> **The problem**
Write every line of the material out exactly as shown.

[start]

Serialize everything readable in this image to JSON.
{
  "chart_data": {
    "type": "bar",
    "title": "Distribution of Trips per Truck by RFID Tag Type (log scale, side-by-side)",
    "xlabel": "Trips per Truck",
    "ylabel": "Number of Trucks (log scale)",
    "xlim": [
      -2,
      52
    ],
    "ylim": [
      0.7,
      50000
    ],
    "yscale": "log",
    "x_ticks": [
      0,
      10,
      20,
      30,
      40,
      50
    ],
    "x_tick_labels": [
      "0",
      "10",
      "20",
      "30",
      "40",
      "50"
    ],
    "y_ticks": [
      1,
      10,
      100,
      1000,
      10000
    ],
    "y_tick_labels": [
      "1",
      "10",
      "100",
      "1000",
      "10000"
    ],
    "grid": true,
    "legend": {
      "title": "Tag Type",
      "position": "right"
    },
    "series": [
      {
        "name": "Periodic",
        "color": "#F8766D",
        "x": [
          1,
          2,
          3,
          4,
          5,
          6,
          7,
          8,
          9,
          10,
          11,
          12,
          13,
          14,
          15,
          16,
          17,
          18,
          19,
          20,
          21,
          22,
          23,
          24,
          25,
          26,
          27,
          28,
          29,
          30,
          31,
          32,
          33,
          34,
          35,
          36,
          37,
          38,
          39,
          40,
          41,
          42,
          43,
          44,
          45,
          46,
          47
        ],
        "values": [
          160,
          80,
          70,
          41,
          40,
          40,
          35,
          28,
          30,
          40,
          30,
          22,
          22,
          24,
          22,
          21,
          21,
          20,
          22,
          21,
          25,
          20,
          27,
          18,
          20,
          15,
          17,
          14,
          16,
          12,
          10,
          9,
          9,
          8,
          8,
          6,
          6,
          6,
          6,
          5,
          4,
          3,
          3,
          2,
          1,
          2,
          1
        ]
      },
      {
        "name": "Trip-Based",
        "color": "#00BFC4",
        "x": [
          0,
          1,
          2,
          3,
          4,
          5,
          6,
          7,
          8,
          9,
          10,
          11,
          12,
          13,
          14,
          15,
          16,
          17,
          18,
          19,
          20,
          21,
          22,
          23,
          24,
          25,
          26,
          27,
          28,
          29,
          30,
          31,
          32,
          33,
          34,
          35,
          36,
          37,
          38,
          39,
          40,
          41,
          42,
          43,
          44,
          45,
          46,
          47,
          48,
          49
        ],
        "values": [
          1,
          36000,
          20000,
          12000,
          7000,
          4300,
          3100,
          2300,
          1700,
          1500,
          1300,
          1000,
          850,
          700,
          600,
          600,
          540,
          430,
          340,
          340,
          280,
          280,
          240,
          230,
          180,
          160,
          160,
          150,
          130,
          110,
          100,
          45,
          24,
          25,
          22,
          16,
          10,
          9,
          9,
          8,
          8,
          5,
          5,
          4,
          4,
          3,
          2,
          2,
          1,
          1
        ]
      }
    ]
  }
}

[end]

> **Finished answer**
Serialize everything readable in this image to JSON.
{
  "chart_data": {
    "type": "bar",
    "title": "Distribution of Trips per Truck by RFID Tag Type (log scale, side-by-side)",
    "xlabel": "Trips per Truck",
    "ylabel": "Number of Trucks (log scale)",
    "xlim": [
      -2,
      52
    ],
    "ylim": [
      0.7,
      50000
    ],
    "yscale": "log",
    "x_ticks": [
      0,
      10,
      20,
      30,
      40,
      50
    ],
    "x_tick_labels": [
      "0",
      "10",
      "20",
      "30",
      "40",
      "50"
    ],
    "y_ticks": [
      1,
      10,
      100,
      1000,
      10000
    ],
    "y_tick_labels": [
      "1",
      "10",
      "100",
      "1000",
      "10000"
    ],
    "grid": true,
    "legend": {
      "title": "Tag Type",
      "position": "right"
    },
    "series": [
      {
        "name": "Periodic",
        "color": "#F8766D",
        "x": [
          1,
          2,
          3,
          4,
          5,
          6,
          7,
          8,
          9,
          10,
          11,
          12,
          13,
          14,
          15,
          16,
          17,
          18,
          19,
          20,
          21,
          22,
          23,
          24,
          25,
          26,
          27,
          28,
          29,
          30,
          31,
          32,
          33,
          34,
          35,
          36,
          37,
          38,
          39,
          40,
          41,
          42,
          43,
          44,
          45,
          46,
          47
        ],
        "values": [
          160,
          80,
          70,
          41,
          40,
          40,
          35,
          28,
          30,
          40,
          30,
          22,
          22,
          24,
          22,
          21,
          21,
          20,
          22,
          21,
          25,
          20,
          27,
          18,
          20,
          15,
          17,
          14,
          16,
          12,
          10,
          9,
          9,
          8,
          8,
          6,
          6,
          6,
          6,
          5,
          4,
          3,
          3,
          2,
          1,
          2,
          1
        ]
      },
      {
        "name": "Trip-Based",
        "color": "#00BFC4",
        "x": [
          0,
          1,
          2,
          3,
          4,
          5,
          6,
          7,
          8,
          9,
          10,
          11,
          12,
          13,
          14,
          15,
          16,
          17,
          18,
          19,
          20,
          21,
          22,
          23,
          24,
          25,
          26,
          27,
          28,
          29,
          30,
          31,
          32,
          33,
          34,
          35,
          36,
          37,
          38,
          39,
          40,
          41,
          42,
          43,
          44,
          45,
          46,
          47,
          48,
          49
        ],
        "values": [
          1,
          36000,
          20000,
          12000,
          7000,
          4300,
          3100,
          2300,
          1700,
          1500,
          1300,
          1000,
          850,
          700,
          600,
          600,
          540,
          430,
          340,
          340,
          280,
          280,
          240,
          230,
          180,
          160,
          160,
          150,
          130,
          110,
          100,
          45,
          24,
          25,
          22,
          16,
          10,
          9,
          9,
          8,
          8,
          5,
          5,
          4,
          4,
          3,
          2,
          2,
          1,
          1
        ]
      }
    ]
  }
}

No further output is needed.